Extracted data entries
..............................

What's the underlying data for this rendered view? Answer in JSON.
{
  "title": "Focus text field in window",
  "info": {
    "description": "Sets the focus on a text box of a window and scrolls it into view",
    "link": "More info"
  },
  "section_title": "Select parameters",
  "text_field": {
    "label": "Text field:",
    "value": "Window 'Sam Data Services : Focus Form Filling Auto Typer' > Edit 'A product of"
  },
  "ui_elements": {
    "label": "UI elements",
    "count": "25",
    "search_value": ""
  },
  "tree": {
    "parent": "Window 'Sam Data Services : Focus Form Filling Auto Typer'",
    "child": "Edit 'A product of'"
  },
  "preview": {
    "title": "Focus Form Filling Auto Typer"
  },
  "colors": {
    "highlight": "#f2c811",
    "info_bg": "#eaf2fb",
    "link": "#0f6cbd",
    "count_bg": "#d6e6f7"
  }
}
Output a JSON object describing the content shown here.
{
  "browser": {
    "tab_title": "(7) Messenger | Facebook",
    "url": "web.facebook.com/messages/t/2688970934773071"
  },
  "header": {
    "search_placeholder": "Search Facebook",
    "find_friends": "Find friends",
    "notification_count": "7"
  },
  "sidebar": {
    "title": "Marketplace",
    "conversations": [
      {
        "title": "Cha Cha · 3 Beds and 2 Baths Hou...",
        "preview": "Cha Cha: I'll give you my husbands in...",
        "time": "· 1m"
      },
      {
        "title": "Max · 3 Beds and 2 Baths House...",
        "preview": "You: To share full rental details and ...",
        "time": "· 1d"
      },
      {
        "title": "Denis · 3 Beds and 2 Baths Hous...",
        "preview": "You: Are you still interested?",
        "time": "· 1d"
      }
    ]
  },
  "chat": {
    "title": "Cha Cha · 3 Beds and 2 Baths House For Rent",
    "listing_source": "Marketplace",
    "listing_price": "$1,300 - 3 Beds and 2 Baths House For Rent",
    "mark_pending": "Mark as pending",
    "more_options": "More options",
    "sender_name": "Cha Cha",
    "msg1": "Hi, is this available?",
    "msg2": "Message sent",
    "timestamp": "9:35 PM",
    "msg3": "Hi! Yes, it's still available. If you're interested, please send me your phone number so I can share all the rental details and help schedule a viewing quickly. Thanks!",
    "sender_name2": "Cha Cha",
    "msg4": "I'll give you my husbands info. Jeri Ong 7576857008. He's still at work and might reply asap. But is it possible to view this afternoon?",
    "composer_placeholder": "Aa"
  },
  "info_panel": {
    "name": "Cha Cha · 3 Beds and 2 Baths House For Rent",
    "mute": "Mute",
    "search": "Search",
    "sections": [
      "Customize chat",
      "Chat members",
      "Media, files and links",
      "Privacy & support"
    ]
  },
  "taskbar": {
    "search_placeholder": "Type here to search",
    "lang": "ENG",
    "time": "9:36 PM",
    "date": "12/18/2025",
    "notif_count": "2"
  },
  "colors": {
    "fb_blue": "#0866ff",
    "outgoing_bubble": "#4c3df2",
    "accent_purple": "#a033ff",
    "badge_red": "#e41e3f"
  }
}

..............................

» **Task prompt**: Give the number of lines in the records that contain the string "Beds", and nothing besides.

» **Finished exercise**: 6